DIRECTIVE:
Reproduce the records word for word, from the first line through the line that contains "data-point-sigmoid bbox=[926, 244, 936, 254]", including both of those lines.

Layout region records
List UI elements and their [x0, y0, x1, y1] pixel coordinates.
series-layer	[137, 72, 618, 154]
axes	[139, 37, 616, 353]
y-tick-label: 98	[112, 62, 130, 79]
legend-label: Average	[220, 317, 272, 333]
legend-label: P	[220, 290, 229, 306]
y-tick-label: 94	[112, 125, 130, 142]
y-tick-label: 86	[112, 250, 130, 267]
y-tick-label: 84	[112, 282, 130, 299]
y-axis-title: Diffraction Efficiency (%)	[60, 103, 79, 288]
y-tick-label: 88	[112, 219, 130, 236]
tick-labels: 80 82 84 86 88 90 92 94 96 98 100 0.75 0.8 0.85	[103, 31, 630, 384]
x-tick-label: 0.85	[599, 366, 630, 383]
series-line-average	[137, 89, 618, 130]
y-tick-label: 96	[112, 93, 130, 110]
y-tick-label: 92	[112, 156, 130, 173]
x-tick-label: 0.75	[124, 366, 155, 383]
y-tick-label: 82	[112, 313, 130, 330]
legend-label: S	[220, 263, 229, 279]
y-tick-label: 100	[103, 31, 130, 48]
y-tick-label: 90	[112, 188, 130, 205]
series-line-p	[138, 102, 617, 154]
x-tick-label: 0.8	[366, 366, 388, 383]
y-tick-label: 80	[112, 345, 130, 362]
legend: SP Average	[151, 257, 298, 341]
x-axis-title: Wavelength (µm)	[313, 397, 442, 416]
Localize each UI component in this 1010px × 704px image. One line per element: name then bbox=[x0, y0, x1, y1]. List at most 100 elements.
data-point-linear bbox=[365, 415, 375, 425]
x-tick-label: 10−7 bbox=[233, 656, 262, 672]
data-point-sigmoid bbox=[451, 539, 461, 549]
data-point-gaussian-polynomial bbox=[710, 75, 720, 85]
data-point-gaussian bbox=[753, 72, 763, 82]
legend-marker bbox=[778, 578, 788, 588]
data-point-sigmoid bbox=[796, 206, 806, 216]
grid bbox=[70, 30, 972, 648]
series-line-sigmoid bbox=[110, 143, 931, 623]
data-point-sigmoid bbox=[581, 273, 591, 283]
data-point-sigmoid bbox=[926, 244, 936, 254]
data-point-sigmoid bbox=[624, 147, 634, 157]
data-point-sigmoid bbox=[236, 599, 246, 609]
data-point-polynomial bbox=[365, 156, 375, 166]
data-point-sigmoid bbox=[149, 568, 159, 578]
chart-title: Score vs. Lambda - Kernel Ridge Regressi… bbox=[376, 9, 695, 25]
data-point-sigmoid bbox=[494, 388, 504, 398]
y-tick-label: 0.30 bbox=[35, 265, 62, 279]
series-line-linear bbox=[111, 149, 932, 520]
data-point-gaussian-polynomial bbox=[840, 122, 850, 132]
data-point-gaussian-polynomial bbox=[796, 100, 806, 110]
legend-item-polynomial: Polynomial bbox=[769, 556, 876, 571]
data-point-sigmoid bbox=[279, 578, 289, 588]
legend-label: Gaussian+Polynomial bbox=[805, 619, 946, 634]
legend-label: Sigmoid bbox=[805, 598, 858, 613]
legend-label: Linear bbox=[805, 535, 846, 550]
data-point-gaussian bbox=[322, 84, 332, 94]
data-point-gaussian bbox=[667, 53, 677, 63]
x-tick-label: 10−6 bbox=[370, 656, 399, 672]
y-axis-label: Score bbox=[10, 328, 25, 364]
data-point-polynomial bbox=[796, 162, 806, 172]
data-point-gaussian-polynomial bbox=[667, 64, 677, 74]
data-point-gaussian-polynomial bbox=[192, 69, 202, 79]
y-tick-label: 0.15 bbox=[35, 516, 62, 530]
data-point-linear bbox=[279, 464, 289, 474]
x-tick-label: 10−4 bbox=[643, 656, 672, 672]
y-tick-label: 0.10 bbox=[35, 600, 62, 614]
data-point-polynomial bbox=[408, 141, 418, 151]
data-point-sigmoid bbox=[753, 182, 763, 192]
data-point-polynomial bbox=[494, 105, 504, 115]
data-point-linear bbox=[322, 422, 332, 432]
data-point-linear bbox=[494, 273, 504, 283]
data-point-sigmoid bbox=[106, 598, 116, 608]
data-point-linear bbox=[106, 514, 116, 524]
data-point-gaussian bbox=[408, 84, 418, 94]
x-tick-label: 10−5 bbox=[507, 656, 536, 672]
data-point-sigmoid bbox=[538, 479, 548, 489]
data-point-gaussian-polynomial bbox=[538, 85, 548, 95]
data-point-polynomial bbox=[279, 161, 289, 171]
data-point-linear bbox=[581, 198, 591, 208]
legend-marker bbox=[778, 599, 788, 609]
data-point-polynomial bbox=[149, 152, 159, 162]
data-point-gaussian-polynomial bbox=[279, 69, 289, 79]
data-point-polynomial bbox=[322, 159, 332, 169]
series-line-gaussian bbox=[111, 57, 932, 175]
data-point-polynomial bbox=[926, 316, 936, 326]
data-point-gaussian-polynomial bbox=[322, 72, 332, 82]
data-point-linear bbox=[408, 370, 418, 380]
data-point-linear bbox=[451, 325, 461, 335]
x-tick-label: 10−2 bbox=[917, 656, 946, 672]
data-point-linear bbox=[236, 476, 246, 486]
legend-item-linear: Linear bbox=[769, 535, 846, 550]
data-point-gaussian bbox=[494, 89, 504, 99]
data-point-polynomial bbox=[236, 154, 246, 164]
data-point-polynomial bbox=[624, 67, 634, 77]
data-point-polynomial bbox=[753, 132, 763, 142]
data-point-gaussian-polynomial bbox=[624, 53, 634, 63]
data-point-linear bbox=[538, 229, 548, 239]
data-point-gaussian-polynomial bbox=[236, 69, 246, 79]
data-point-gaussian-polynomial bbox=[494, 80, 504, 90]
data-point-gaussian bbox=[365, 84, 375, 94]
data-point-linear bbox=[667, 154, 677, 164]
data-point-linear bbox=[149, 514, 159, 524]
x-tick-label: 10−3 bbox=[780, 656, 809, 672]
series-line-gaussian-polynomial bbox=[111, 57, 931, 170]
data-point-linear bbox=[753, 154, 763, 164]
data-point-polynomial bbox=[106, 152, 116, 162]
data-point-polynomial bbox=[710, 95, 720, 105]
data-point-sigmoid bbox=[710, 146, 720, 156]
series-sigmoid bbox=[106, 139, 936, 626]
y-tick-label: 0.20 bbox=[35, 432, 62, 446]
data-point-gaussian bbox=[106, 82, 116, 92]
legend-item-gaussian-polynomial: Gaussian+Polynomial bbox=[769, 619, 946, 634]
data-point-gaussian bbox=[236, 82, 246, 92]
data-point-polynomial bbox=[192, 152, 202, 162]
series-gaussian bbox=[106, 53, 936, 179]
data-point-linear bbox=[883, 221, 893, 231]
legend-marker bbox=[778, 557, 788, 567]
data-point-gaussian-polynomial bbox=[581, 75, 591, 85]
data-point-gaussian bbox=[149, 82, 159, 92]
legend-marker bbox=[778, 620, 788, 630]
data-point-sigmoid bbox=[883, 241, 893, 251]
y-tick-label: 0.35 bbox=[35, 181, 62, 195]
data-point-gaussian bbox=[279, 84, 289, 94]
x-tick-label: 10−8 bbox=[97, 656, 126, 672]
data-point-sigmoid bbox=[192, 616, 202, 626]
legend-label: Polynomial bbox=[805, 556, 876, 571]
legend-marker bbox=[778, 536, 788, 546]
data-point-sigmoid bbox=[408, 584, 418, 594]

ANSWER IN FULL:
List UI elements and their [x0, y0, x1, y1] pixel coordinates.
series-layer	[137, 72, 618, 154]
axes	[139, 37, 616, 353]
y-tick-label: 98	[112, 62, 130, 79]
legend-label: Average	[220, 317, 272, 333]
legend-label: P	[220, 290, 229, 306]
y-tick-label: 94	[112, 125, 130, 142]
y-tick-label: 86	[112, 250, 130, 267]
y-tick-label: 84	[112, 282, 130, 299]
y-axis-title: Diffraction Efficiency (%)	[60, 103, 79, 288]
y-tick-label: 88	[112, 219, 130, 236]
tick-labels: 80 82 84 86 88 90 92 94 96 98 100 0.75 0.8 0.85	[103, 31, 630, 384]
x-tick-label: 0.85	[599, 366, 630, 383]
series-line-average	[137, 89, 618, 130]
y-tick-label: 96	[112, 93, 130, 110]
y-tick-label: 92	[112, 156, 130, 173]
x-tick-label: 0.75	[124, 366, 155, 383]
y-tick-label: 82	[112, 313, 130, 330]
legend-label: S	[220, 263, 229, 279]
y-tick-label: 100	[103, 31, 130, 48]
y-tick-label: 90	[112, 188, 130, 205]
series-line-p	[138, 102, 617, 154]
x-tick-label: 0.8	[366, 366, 388, 383]
y-tick-label: 80	[112, 345, 130, 362]
legend: SP Average	[151, 257, 298, 341]
x-axis-title: Wavelength (µm)	[313, 397, 442, 416]
Localize each UI component in this 1010px × 704px image. One line per element: name then bbox=[x0, y0, x1, y1]. List at most 100 elements.
data-point-linear bbox=[365, 415, 375, 425]
x-tick-label: 10−7 bbox=[233, 656, 262, 672]
data-point-sigmoid bbox=[451, 539, 461, 549]
data-point-gaussian-polynomial bbox=[710, 75, 720, 85]
data-point-gaussian bbox=[753, 72, 763, 82]
legend-marker bbox=[778, 578, 788, 588]
data-point-sigmoid bbox=[796, 206, 806, 216]
grid bbox=[70, 30, 972, 648]
series-line-sigmoid bbox=[110, 143, 931, 623]
data-point-sigmoid bbox=[581, 273, 591, 283]
data-point-sigmoid bbox=[926, 244, 936, 254]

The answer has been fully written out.